▶ **Request**: Repeat each line word for word.

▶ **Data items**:
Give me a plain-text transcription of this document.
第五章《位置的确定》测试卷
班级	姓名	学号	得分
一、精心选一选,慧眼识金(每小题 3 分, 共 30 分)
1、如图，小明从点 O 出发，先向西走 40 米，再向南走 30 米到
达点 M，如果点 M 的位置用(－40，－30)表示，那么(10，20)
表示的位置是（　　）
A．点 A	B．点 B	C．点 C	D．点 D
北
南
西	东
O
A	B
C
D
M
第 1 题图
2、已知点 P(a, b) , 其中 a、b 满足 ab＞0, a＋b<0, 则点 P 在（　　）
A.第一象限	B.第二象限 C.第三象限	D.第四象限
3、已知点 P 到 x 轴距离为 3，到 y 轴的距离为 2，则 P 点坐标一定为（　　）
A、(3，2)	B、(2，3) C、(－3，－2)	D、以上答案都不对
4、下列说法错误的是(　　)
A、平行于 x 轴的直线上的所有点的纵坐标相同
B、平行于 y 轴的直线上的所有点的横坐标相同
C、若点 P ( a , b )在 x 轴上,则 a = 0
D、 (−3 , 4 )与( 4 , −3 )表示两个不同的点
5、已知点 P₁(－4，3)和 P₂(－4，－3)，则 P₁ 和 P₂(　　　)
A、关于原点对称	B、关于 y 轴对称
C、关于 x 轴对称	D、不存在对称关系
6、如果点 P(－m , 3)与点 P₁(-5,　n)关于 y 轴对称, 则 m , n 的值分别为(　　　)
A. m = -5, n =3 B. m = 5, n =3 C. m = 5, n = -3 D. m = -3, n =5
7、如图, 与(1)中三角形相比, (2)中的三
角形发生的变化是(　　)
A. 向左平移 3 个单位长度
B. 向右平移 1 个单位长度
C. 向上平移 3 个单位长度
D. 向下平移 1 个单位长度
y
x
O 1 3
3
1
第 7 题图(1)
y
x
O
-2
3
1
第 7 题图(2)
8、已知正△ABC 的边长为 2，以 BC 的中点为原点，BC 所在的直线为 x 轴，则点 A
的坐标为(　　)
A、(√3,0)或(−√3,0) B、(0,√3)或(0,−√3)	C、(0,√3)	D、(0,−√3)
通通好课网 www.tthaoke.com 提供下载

▶ **Exercise result**:
Give me a plain-text transcription of this document.
第五章《位置的确定》测试卷
班级	姓名	学号	得分
一、精心选一选,慧眼识金(每小题 3 分, 共 30 分)
1、如图，小明从点 O 出发，先向西走 40 米，再向南走 30 米到
达点 M，如果点 M 的位置用(－40，－30)表示，那么(10，20)
表示的位置是（　　）
A．点 A	B．点 B	C．点 C	D．点 D
北
南
西	东
O
A	B
C
D
M
第 1 题图
2、已知点 P(a, b) , 其中 a、b 满足 ab＞0, a＋b<0, 则点 P 在（　　）
A.第一象限	B.第二象限 C.第三象限	D.第四象限
3、已知点 P 到 x 轴距离为 3，到 y 轴的距离为 2，则 P 点坐标一定为（　　）
A、(3，2)	B、(2，3) C、(－3，－2)	D、以上答案都不对
4、下列说法错误的是(　　)
A、平行于 x 轴的直线上的所有点的纵坐标相同
B、平行于 y 轴的直线上的所有点的横坐标相同
C、若点 P ( a , b )在 x 轴上,则 a = 0
D、 (−3 , 4 )与( 4 , −3 )表示两个不同的点
5、已知点 P₁(－4，3)和 P₂(－4，－3)，则 P₁ 和 P₂(　　　)
A、关于原点对称	B、关于 y 轴对称
C、关于 x 轴对称	D、不存在对称关系
6、如果点 P(－m , 3)与点 P₁(-5,　n)关于 y 轴对称, 则 m , n 的值分别为(　　　)
A. m = -5, n =3 B. m = 5, n =3 C. m = 5, n = -3 D. m = -3, n =5
7、如图, 与(1)中三角形相比, (2)中的三
角形发生的变化是(　　)
A. 向左平移 3 个单位长度
B. 向右平移 1 个单位长度
C. 向上平移 3 个单位长度
D. 向下平移 1 个单位长度
y
x
O 1 3
3
1
第 7 题图(1)
y
x
O
-2
3
1
第 7 题图(2)
8、已知正△ABC 的边长为 2，以 BC 的中点为原点，BC 所在的直线为 x 轴，则点 A
的坐标为(　　)
A、(√3,0)或(−√3,0) B、(0,√3)或(0,−√3)	C、(0,√3)	D、(0,−√3)
通通好课网 www.tthaoke.com 提供下载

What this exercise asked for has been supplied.